Entries taken from a collection
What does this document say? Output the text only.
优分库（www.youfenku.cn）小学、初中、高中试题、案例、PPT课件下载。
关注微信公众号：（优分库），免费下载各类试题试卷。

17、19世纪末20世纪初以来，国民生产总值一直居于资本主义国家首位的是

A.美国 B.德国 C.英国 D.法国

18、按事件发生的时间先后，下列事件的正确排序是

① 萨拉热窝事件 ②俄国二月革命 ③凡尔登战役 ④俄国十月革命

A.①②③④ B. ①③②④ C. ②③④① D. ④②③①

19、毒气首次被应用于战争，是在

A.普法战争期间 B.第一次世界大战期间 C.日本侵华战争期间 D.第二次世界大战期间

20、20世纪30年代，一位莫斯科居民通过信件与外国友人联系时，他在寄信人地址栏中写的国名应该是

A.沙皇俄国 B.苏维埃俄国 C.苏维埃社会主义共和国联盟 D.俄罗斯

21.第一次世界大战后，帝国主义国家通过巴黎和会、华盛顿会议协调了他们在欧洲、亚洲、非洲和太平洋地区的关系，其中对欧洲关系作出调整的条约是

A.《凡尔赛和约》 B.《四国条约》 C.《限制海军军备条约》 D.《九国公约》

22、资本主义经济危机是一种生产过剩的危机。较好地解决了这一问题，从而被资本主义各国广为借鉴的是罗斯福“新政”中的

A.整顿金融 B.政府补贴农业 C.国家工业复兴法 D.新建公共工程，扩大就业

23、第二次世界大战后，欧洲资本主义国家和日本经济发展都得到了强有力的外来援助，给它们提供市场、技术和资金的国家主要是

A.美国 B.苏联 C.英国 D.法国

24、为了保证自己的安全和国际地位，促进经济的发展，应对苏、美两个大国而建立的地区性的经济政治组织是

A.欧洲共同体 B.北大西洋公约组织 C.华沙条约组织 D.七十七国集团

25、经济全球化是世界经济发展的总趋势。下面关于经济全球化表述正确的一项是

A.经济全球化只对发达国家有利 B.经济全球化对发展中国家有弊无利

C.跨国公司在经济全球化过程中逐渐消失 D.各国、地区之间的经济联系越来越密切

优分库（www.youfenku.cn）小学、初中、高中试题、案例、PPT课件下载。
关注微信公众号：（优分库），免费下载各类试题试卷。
...
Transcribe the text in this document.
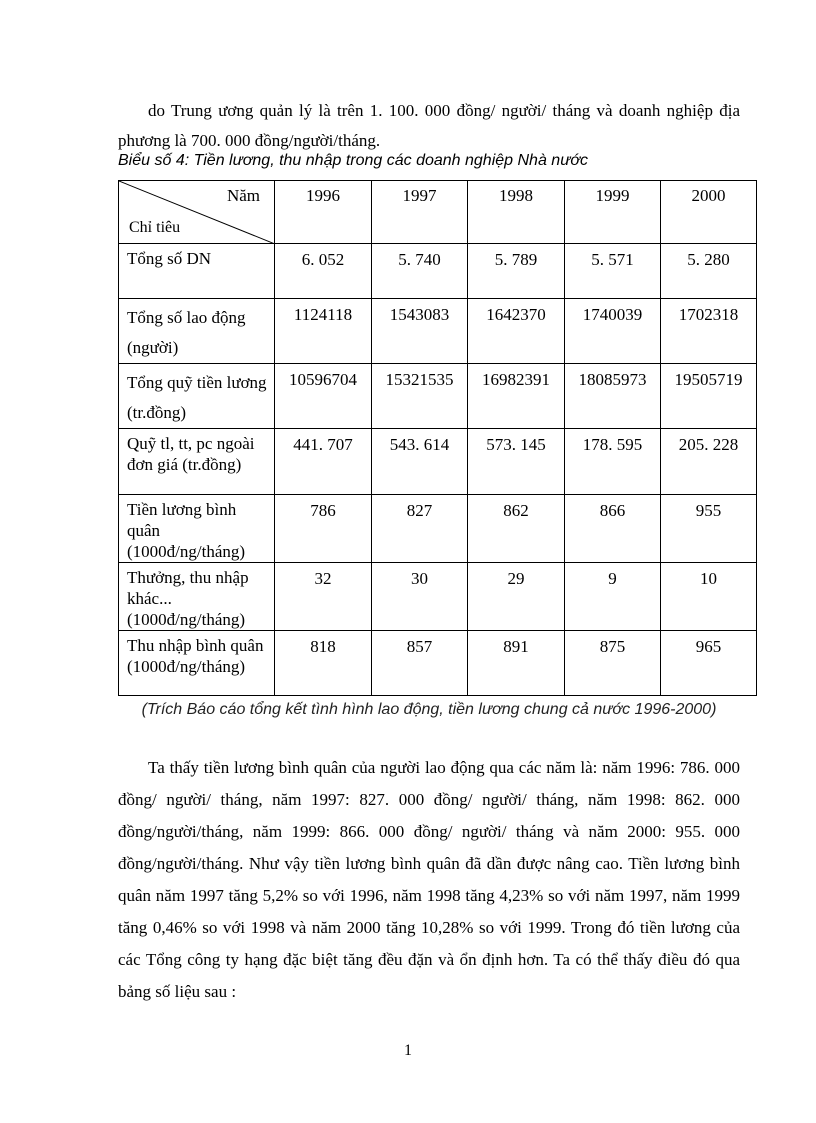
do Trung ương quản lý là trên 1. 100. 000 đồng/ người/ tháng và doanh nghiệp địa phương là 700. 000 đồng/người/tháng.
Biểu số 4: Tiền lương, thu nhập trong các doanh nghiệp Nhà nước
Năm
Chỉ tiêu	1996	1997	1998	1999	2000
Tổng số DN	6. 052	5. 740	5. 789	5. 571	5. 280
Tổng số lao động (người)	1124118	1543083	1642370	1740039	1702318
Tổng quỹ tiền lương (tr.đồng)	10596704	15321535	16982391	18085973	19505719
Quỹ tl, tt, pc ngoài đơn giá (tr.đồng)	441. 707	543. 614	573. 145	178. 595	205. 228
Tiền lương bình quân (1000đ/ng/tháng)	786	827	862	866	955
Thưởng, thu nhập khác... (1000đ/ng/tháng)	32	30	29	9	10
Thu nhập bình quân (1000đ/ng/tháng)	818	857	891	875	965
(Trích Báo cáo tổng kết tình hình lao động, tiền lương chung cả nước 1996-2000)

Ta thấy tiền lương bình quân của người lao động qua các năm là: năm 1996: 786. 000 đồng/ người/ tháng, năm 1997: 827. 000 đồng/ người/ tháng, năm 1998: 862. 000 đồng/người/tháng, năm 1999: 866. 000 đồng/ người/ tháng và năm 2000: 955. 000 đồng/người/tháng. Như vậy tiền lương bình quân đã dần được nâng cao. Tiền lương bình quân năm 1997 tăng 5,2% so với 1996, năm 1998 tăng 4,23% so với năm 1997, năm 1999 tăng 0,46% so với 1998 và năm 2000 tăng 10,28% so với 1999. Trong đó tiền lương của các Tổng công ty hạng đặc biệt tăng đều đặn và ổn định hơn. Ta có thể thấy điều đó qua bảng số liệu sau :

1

Task prompt
Search the material above for "động". Pull out each line where it shows up.

Exercise response
Tổng số lao động (người)	1124118	1543083	1642370	1740039	1702318
(Trích Báo cáo tổng kết tình hình lao động, tiền lương chung cả nước 1996-2000)
Ta thấy tiền lương bình quân của người lao động qua các năm là: năm 1996: 786. 000 đồng/ người/ tháng, năm 1997: 827. 000 đồng/ người/ tháng, năm 1998: 862. 000 đồng/người/tháng, năm 1999: 866. 000 đồng/ người/ tháng và năm 2000: 955. 000 đồng/người/tháng. Như vậy tiền lương bình quân đã dần được nâng cao. Tiền lương bình quân năm 1997 tăng 5,2% so với 1996, năm 1998 tăng 4,23% so với năm 1997, năm 1999 tăng 0,46% so với 1998 và năm 2000 tăng 10,28% so với 1999. Trong đó tiền lương của các Tổng công ty hạng đặc biệt tăng đều đặn và ổn định hơn. Ta có thể thấy điều đó qua bảng số liệu sau :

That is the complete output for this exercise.